> **Quoted passage**:
--- start ---
The following are comments on
the Oasis “Cyber Threat Intelligence (CTI)
Technical Committee” draft charter from
Cory Casanave of Model Driven Solutions.
Basis of interest: Model Driven
Solutions is a submitter to the OMG
Operational Threat & Risk Model RFP (http://www.omg.org/cgi-bin/doc.cgi?sysa/2014-6-17),
which is referenced in the draft CTI
charter (https://lists.oasis-open.org/archives/members/201504/msg00006.html
). There is substantial overlap but some
important differences in the intent and
substance of the OMG standards effort and
that as proposed by the Oasis CTI TC.
These comments are intended to help both
organizations develop standards that are
in the best interests of the community of
vendors, consumers and other stakeholders.
--- end ---
> **Dataset entries**:
--- start ---
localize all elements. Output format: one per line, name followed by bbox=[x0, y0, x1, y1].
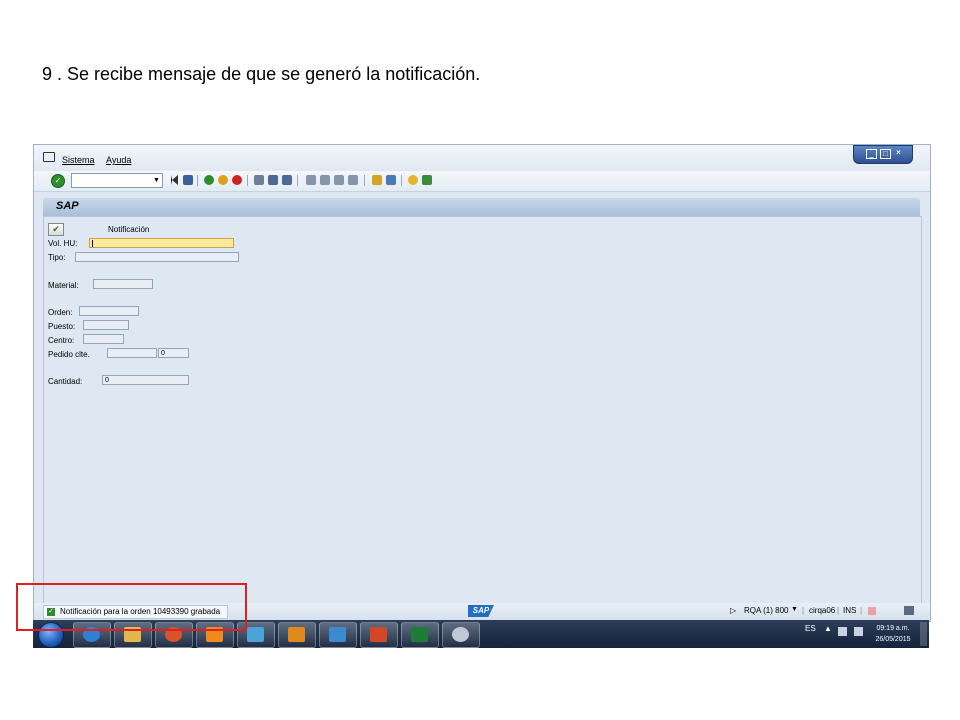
pedido-position-field[interactable]: 0 bbox=[158, 348, 189, 358]
toolbar-separator bbox=[197, 175, 198, 186]
toolbar-separator bbox=[401, 175, 402, 186]
first-page-icon[interactable] bbox=[306, 175, 316, 185]
exit-icon[interactable] bbox=[218, 175, 228, 185]
tipo-label: Tipo: bbox=[48, 253, 66, 262]
back-green-icon[interactable] bbox=[204, 175, 214, 185]
taskbar-outlook[interactable] bbox=[278, 622, 316, 648]
save-icon[interactable] bbox=[183, 175, 193, 185]
cantidad-label: Cantidad: bbox=[48, 377, 83, 386]
menu-item-sistema[interactable]: Sistema bbox=[62, 155, 95, 165]
notes-icon bbox=[329, 627, 346, 642]
print-icon[interactable] bbox=[254, 175, 264, 185]
find-icon[interactable] bbox=[268, 175, 278, 185]
system-dropdown-icon[interactable]: ▼ bbox=[791, 606, 798, 613]
network-icon[interactable] bbox=[838, 627, 847, 636]
puesto-field[interactable] bbox=[83, 320, 129, 330]
window-controls: _ □ × bbox=[853, 145, 913, 164]
close-icon[interactable]: × bbox=[894, 149, 903, 157]
help-icon[interactable] bbox=[408, 175, 418, 185]
execute-check-button[interactable]: ✔ bbox=[48, 223, 64, 236]
maximize-icon[interactable]: □ bbox=[880, 149, 891, 159]
screen-title-bar: SAP bbox=[43, 198, 920, 216]
status-separator: | bbox=[860, 606, 863, 615]
taskbar-snipping[interactable] bbox=[442, 622, 480, 648]
show-hidden-icons[interactable]: ▲ bbox=[824, 624, 832, 633]
outlook-icon bbox=[288, 627, 305, 642]
status-separator: | bbox=[802, 606, 805, 615]
menu-icon[interactable] bbox=[43, 152, 55, 162]
material-label: Material: bbox=[48, 281, 79, 290]
status-options-icon[interactable] bbox=[904, 606, 914, 615]
clock-date: 26/05/2015 bbox=[875, 636, 911, 643]
orden-label: Orden: bbox=[48, 308, 73, 317]
screen-title: SAP bbox=[56, 200, 79, 212]
volume-icon[interactable] bbox=[854, 627, 863, 636]
find-next-icon[interactable] bbox=[282, 175, 292, 185]
sap-window: Sistema Ayuda _ □ × ✓ ▼ SAP ✔ Notificaci… bbox=[33, 144, 931, 622]
tray-clock[interactable]: 09:19 a.m. 26/05/2015 bbox=[869, 623, 917, 645]
status-separator: | bbox=[837, 606, 840, 615]
system-info[interactable]: RQA (1) 800 bbox=[744, 606, 788, 615]
taskbar-powerpoint[interactable] bbox=[360, 622, 398, 648]
cancel-icon[interactable] bbox=[232, 175, 242, 185]
sap-logo: SAP bbox=[468, 605, 494, 617]
show-desktop-button[interactable] bbox=[920, 622, 927, 646]
server-name: cirqa06 bbox=[809, 606, 836, 615]
pedido-clte-field[interactable] bbox=[107, 348, 157, 358]
lock-icon bbox=[868, 607, 876, 615]
centro-field[interactable] bbox=[83, 334, 124, 344]
vol-hu-label: Vol. HU: bbox=[48, 239, 78, 248]
sap-logon-icon bbox=[247, 627, 264, 642]
chevron-down-icon[interactable]: ▼ bbox=[151, 174, 162, 187]
last-page-icon[interactable] bbox=[348, 175, 358, 185]
status-expand-icon[interactable]: ▷ bbox=[730, 606, 736, 615]
toolbar-separator bbox=[297, 175, 298, 186]
menu-bar: Sistema Ayuda _ □ × bbox=[34, 145, 930, 171]
menu-item-ayuda[interactable]: Ayuda bbox=[106, 155, 131, 165]
insert-mode[interactable]: INS bbox=[843, 606, 856, 615]
back-icon[interactable] bbox=[171, 175, 178, 185]
vol-hu-input[interactable] bbox=[89, 238, 234, 248]
slide-title: 9 . Se recibe mensaje de que se generó l… bbox=[42, 64, 481, 84]
puesto-label: Puesto: bbox=[48, 322, 76, 331]
pedido-clte-label: Pedido clte. bbox=[48, 350, 90, 359]
excel-icon bbox=[411, 627, 428, 642]
tipo-field[interactable] bbox=[75, 252, 239, 262]
cantidad-field[interactable]: 0 bbox=[102, 375, 189, 385]
taskbar-notes[interactable] bbox=[319, 622, 357, 648]
clock-time: 09:19 a.m. bbox=[876, 625, 910, 632]
notificacion-label: Notificación bbox=[108, 225, 150, 234]
previous-page-icon[interactable] bbox=[320, 175, 330, 185]
powerpoint-icon bbox=[370, 627, 387, 642]
minimize-icon[interactable]: _ bbox=[866, 149, 877, 159]
toolbar-separator bbox=[364, 175, 365, 186]
language-indicator[interactable]: ES bbox=[805, 624, 816, 633]
toolbar-separator bbox=[247, 175, 248, 186]
snipping-tool-icon bbox=[452, 627, 469, 642]
next-page-icon[interactable] bbox=[334, 175, 344, 185]
enter-icon[interactable]: ✓ bbox=[51, 174, 65, 188]
command-field[interactable]: ▼ bbox=[71, 173, 163, 188]
new-session-icon[interactable] bbox=[372, 175, 382, 185]
orden-field[interactable] bbox=[79, 306, 139, 316]
taskbar-excel[interactable] bbox=[401, 622, 439, 648]
content-area: ✔ Notificación Vol. HU: Tipo: Material: … bbox=[43, 216, 922, 605]
layout-menu-icon[interactable] bbox=[422, 175, 432, 185]
highlight-box bbox=[16, 583, 247, 631]
standard-toolbar: ✓ ▼ bbox=[34, 171, 930, 192]
shortcut-icon[interactable] bbox=[386, 175, 396, 185]
centro-label: Centro: bbox=[48, 336, 75, 345]
material-field[interactable] bbox=[93, 279, 153, 289]
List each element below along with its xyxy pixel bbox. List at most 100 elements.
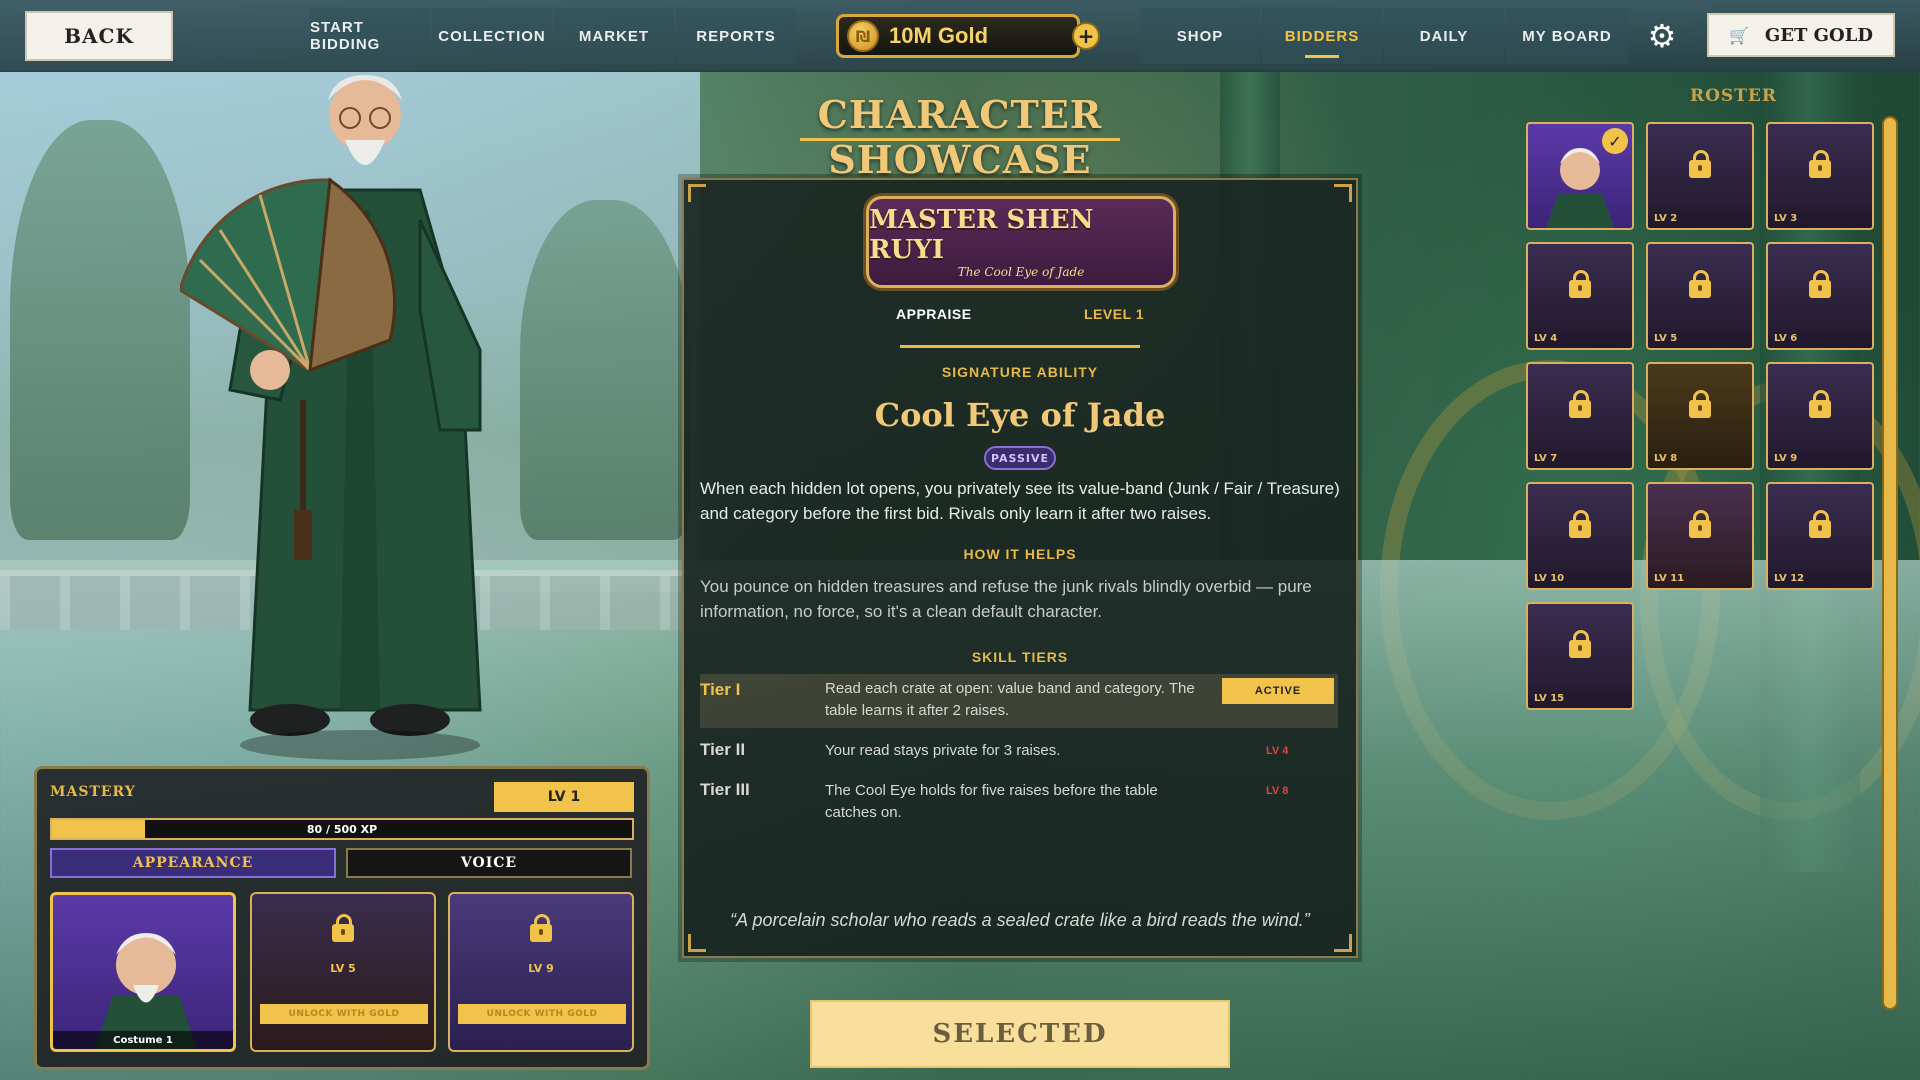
--- end ---
> **What is asked**:
a – Translate this sentence from the comments on the CTI charter into Spanish: "These comments are intended to help both organizations develop standards that are in the best interests of the community of vendors, consumers and other stakeholders."
b – According to the comments on the CTI charter, which RFP is Model Driven Solutions a submitter to?
c – Duplicate a passage from the comments on the CTI charter: begin at the words "Basis of interest: Model" and stop after "and other stakeholders.".
The listing comes from a different source than the comments on the CTI charter.

> **Task-by-task answers**:
a – Estos comentarios tienen como objetivo ayudar a ambas organizaciones a desarrollar estándares que respondan al mejor interés de la comunidad de proveedores, consumidores y demás partes interesadas.

b – The OMG Operational Threat & Risk Model RFP.

c –
Basis of interest: Model Driven
Solutions is a submitter to the OMG
Operational Threat & Risk Model RFP (http://www.omg.org/cgi-bin/doc.cgi?sysa/2014-6-17),
which is referenced in the draft CTI
charter (https://lists.oasis-open.org/archives/members/201504/msg00006.html
). There is substantial overlap but some
important differences in the intent and
substance of the OMG standards effort and
that as proposed by the Oasis CTI TC.
These comments are intended to help both
organizations develop standards that are
in the best interests of the community of
vendors, consumers and other stakeholders.